— BEGIN —

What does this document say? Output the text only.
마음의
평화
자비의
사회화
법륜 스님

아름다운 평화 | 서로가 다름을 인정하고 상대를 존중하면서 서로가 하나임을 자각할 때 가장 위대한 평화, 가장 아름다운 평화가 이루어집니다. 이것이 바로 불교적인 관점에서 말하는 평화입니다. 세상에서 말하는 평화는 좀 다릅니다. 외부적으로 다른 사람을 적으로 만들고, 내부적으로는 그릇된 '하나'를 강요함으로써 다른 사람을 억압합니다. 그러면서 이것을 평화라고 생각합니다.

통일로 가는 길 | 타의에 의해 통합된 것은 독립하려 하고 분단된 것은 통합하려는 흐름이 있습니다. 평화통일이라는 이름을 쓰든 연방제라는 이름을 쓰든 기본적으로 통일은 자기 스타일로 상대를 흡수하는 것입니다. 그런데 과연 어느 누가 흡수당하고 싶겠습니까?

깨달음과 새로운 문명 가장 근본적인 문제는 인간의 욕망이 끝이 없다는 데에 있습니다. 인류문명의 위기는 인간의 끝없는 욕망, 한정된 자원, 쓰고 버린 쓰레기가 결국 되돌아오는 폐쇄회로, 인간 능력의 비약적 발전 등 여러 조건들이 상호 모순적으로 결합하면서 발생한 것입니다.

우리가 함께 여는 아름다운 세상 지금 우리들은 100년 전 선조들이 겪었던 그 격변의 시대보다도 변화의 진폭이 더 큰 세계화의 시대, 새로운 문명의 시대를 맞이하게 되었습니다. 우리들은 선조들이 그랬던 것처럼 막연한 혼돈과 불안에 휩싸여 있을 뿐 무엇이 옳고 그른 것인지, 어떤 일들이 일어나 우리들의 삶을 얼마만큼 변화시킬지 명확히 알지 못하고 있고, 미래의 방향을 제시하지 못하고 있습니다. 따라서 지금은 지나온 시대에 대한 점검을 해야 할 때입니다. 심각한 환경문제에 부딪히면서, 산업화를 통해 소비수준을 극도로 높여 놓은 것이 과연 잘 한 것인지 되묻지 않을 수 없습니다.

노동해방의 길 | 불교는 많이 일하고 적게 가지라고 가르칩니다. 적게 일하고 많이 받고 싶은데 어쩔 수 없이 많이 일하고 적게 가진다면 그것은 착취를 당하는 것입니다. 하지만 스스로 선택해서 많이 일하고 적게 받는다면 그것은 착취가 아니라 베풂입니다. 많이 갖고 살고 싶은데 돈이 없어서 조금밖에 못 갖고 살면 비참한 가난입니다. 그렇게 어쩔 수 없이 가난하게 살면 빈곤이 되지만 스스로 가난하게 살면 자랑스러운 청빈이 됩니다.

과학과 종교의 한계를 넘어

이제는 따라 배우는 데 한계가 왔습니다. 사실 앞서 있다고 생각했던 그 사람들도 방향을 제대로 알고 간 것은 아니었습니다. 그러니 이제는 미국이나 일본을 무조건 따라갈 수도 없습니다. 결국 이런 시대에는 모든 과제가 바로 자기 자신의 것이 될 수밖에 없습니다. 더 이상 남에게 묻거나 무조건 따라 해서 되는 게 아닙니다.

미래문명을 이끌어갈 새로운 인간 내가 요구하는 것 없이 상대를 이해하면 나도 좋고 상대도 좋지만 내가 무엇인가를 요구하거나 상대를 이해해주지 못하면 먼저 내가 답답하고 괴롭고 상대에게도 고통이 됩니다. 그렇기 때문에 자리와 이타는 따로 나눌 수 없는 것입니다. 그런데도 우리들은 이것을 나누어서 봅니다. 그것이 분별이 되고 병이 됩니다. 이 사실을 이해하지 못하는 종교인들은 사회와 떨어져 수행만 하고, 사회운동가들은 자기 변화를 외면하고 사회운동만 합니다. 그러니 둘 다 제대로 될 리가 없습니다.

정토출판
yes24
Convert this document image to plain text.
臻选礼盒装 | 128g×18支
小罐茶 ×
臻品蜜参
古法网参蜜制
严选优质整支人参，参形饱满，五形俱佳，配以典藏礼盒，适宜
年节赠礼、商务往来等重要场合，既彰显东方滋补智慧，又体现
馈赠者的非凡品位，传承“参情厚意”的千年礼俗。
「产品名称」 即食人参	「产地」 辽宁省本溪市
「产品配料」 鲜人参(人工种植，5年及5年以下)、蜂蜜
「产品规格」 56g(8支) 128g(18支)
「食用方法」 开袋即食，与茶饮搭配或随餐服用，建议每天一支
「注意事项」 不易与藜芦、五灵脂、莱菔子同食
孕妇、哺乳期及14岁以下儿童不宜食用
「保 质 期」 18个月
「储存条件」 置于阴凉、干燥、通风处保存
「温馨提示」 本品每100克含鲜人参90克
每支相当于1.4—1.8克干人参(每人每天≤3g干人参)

— END —

Stated problem >> Within the data above, pick out all lines holding the word "없습니다".

Result of this exercise >>
우리가 함께 여는 아름다운 세상 지금 우리들은 100년 전 선조들이 겪었던 그 격변의 시대보다도 변화의 진폭이 더 큰 세계화의 시대, 새로운 문명의 시대를 맞이하게 되었습니다. 우리들은 선조들이 그랬던 것처럼 막연한 혼돈과 불안에 휩싸여 있을 뿐 무엇이 옳고 그른 것인지, 어떤 일들이 일어나 우리들의 삶을 얼마만큼 변화시킬지 명확히 알지 못하고 있고, 미래의 방향을 제시하지 못하고 있습니다. 따라서 지금은 지나온 시대에 대한 점검을 해야 할 때입니다. 심각한 환경문제에 부딪히면서, 산업화를 통해 소비수준을 극도로 높여 놓은 것이 과연 잘 한 것인지 되묻지 않을 수 없습니다.
이제는 따라 배우는 데 한계가 왔습니다. 사실 앞서 있다고 생각했던 그 사람들도 방향을 제대로 알고 간 것은 아니었습니다. 그러니 이제는 미국이나 일본을 무조건 따라갈 수도 없습니다. 결국 이런 시대에는 모든 과제가 바로 자기 자신의 것이 될 수밖에 없습니다. 더 이상 남에게 묻거나 무조건 따라 해서 되는 게 아닙니다.
미래문명을 이끌어갈 새로운 인간 내가 요구하는 것 없이 상대를 이해하면 나도 좋고 상대도 좋지만 내가 무엇인가를 요구하거나 상대를 이해해주지 못하면 먼저 내가 답답하고 괴롭고 상대에게도 고통이 됩니다. 그렇기 때문에 자리와 이타는 따로 나눌 수 없는 것입니다. 그런데도 우리들은 이것을 나누어서 봅니다. 그것이 분별이 되고 병이 됩니다. 이 사실을 이해하지 못하는 종교인들은 사회와 떨어져 수행만 하고, 사회운동가들은 자기 변화를 외면하고 사회운동만 합니다. 그러니 둘 다 제대로 될 리가 없습니다.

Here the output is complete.